▶ What you should do:
In the material below, find all lines with the string "icon" and copy them.

[Source records]
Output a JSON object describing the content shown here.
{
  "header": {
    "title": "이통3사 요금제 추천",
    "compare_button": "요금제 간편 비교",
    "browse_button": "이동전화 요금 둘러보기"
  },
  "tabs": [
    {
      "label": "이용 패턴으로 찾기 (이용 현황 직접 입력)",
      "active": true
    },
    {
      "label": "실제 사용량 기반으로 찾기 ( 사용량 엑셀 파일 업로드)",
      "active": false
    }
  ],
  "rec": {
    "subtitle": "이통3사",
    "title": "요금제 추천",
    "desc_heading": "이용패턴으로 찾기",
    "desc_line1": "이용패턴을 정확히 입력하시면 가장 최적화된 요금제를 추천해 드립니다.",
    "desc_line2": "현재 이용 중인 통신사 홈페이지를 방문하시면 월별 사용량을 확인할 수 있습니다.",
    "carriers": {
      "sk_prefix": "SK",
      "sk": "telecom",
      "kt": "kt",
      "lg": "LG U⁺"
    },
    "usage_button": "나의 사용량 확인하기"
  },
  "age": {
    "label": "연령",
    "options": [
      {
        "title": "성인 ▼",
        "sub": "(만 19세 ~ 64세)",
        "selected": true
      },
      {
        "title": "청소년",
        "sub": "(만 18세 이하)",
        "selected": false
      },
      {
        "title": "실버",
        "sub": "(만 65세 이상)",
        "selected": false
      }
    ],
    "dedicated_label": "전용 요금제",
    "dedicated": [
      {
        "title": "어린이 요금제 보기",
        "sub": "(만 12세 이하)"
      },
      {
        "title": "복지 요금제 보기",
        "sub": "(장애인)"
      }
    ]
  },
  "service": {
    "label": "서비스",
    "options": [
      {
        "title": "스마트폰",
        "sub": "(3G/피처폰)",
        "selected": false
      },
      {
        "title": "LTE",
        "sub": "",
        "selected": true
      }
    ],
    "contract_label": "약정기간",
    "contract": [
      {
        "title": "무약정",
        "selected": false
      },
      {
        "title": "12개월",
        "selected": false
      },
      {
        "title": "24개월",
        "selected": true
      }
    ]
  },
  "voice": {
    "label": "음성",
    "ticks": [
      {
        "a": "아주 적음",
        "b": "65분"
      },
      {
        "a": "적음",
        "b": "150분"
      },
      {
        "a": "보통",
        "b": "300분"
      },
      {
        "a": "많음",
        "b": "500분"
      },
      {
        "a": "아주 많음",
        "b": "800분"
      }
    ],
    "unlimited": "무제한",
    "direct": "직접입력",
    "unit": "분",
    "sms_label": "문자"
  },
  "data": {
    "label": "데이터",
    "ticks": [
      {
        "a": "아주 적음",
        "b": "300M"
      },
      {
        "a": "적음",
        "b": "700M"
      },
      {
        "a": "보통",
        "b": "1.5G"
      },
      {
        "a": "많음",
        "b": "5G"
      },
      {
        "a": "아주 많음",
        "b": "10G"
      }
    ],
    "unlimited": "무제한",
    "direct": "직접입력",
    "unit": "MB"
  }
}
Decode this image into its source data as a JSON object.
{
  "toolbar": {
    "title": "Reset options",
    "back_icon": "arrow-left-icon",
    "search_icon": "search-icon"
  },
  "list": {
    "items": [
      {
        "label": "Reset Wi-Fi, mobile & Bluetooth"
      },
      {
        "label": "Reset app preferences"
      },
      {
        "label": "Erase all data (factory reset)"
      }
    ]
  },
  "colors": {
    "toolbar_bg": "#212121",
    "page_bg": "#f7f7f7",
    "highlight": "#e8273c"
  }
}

▶ Response to this task:
    "back_icon": "arrow-left-icon",
    "search_icon": "search-icon"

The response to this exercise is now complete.